(Stored data entries)
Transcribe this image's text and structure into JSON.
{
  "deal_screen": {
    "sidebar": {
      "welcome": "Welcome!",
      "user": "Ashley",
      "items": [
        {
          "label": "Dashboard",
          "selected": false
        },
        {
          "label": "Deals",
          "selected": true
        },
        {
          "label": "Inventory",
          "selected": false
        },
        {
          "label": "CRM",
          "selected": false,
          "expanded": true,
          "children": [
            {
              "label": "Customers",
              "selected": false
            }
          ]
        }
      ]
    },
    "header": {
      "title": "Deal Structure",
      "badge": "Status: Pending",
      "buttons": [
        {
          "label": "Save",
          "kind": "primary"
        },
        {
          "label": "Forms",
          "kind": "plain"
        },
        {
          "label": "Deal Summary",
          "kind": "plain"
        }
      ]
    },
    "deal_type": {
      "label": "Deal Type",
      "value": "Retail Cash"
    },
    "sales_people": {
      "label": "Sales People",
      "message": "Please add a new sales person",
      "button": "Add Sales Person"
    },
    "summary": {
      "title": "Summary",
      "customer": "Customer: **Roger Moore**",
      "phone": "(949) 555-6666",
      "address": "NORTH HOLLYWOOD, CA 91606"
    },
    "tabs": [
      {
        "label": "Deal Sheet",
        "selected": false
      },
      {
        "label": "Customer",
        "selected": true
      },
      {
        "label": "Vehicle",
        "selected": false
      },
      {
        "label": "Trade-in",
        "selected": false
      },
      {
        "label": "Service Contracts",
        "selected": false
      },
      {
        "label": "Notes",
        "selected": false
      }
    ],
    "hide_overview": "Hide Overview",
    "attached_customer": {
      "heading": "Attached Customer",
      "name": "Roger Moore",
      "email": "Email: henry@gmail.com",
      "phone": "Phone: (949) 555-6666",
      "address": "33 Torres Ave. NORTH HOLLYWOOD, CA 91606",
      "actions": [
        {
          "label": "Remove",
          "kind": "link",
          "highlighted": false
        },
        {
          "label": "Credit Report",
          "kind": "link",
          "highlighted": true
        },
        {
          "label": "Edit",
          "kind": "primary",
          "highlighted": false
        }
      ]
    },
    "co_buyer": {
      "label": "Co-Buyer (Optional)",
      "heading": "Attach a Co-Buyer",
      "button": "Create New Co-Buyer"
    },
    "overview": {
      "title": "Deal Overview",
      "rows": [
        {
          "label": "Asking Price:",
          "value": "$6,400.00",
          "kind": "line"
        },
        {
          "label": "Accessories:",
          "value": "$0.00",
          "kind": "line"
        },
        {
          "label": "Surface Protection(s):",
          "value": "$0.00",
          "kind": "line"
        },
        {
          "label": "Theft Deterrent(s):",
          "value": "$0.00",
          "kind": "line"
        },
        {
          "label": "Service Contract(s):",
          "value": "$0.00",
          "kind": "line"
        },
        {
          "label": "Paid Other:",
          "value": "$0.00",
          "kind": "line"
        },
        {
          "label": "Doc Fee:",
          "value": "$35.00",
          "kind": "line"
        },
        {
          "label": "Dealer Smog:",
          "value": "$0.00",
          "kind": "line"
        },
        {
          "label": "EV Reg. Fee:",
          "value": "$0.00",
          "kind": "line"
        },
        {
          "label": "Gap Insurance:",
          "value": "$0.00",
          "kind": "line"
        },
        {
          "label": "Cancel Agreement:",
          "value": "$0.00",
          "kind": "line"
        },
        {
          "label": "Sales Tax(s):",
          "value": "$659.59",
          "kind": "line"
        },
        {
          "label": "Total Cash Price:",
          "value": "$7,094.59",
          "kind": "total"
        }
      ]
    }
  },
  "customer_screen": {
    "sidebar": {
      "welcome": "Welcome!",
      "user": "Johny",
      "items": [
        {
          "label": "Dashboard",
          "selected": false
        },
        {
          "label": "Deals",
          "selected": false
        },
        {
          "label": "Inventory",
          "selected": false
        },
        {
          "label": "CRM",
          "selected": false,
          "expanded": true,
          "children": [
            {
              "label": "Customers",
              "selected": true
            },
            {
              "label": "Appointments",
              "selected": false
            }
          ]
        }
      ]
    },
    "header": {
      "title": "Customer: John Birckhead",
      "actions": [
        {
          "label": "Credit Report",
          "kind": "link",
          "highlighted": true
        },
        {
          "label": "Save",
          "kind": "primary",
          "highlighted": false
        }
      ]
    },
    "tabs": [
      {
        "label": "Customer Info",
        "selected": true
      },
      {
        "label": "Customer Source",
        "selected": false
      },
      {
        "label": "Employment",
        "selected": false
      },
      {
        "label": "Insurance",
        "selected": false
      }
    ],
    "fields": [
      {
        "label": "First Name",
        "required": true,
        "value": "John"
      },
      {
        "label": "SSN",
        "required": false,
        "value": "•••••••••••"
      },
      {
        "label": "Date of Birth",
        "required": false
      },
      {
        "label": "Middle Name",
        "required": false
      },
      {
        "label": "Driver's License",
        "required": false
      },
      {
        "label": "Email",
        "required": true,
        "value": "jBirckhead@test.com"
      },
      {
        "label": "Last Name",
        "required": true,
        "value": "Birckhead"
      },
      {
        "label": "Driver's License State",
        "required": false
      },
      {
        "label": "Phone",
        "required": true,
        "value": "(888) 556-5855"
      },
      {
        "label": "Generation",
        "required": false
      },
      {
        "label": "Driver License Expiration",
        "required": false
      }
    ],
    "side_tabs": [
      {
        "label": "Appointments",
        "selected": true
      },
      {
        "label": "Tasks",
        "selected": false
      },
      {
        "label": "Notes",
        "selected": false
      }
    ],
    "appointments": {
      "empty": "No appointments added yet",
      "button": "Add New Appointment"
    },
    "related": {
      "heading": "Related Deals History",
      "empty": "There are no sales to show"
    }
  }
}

* **GIVEN PROBLEM**
Pick out every line with the string "Email" and copy it.

* **SOLUTION FOR THIS EXERCISE**
      "email": "Email: henry@gmail.com",
        "label": "Email",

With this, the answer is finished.